WHAT YOU NEED TO DO: From the records below, copy the lines that include "which".

EXTRACTED ENTRIES:
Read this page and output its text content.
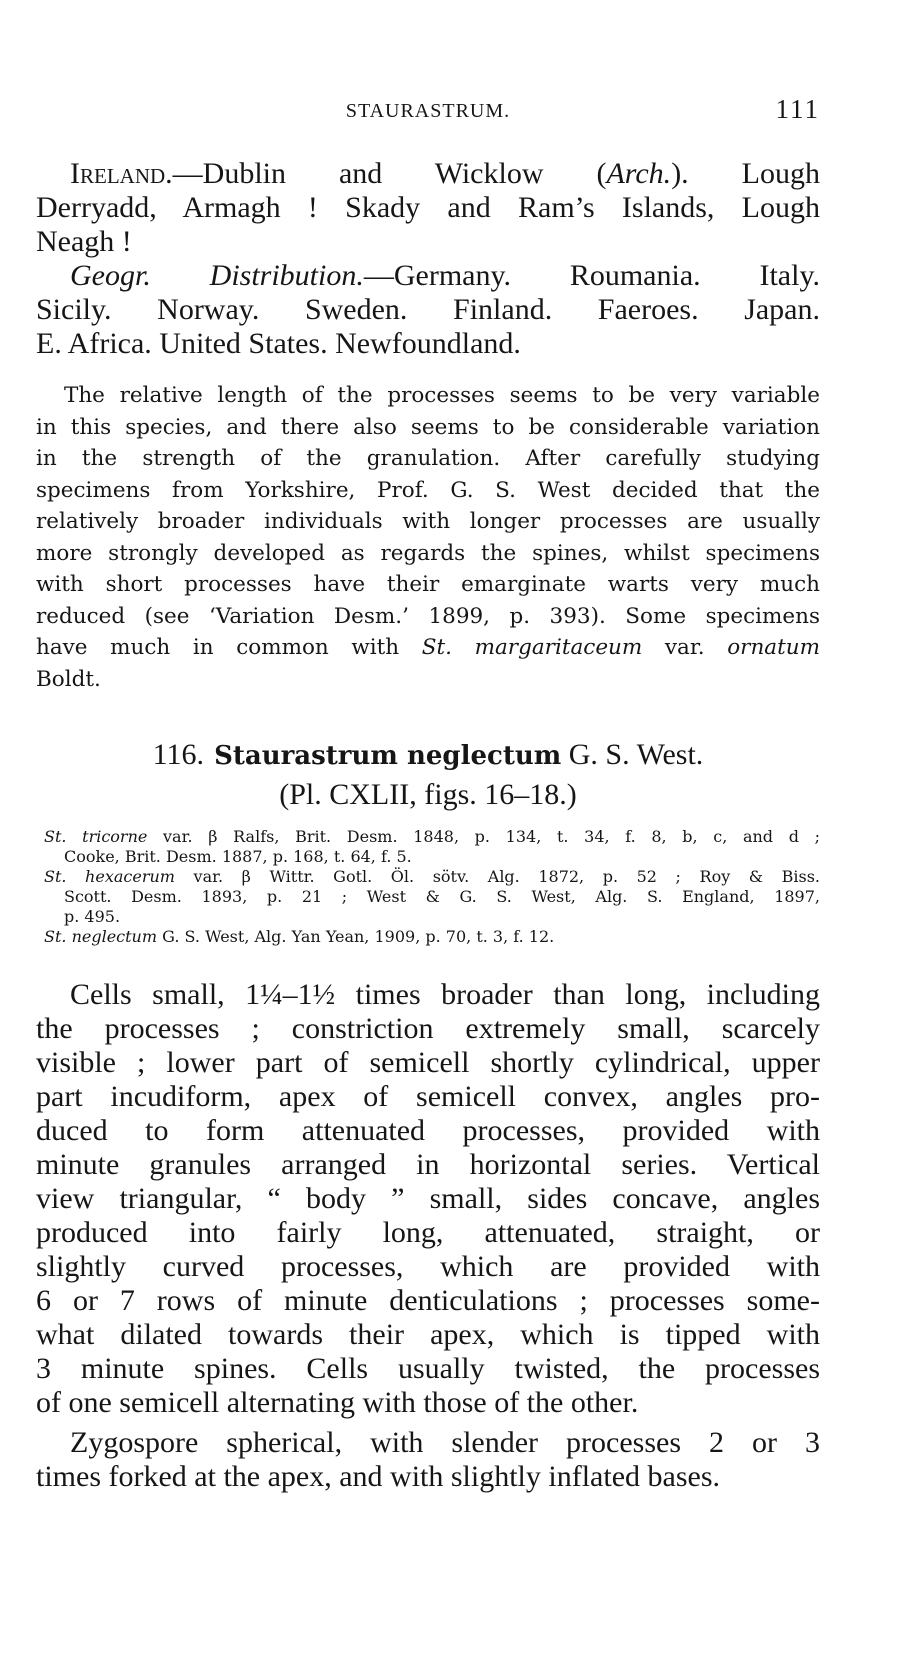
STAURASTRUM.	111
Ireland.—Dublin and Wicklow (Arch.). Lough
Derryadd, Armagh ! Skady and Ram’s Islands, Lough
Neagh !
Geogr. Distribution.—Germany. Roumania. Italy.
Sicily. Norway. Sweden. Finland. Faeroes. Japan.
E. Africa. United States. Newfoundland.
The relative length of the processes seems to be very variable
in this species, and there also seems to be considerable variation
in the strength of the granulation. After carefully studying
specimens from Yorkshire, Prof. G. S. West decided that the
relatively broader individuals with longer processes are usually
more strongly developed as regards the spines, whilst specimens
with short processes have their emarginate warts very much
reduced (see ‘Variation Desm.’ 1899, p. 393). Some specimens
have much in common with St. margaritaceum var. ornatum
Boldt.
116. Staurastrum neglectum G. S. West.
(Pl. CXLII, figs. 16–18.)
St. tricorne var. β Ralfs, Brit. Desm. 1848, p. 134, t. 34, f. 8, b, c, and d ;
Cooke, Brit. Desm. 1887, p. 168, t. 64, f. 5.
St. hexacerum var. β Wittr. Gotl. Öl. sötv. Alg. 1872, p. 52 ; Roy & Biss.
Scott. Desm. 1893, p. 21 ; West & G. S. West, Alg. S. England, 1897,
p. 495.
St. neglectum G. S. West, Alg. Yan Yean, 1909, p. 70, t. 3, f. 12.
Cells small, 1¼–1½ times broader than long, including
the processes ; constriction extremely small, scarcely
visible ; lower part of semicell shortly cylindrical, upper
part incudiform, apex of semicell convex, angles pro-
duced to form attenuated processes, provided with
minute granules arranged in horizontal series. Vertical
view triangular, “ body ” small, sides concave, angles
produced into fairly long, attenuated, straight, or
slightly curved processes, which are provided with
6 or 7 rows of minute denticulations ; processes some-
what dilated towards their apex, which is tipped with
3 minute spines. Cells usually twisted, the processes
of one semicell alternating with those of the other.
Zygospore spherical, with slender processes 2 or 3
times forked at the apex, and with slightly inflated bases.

SOLUTION TO THIS EXERCISE:
slightly curved processes, which are provided with
what dilated towards their apex, which is tipped with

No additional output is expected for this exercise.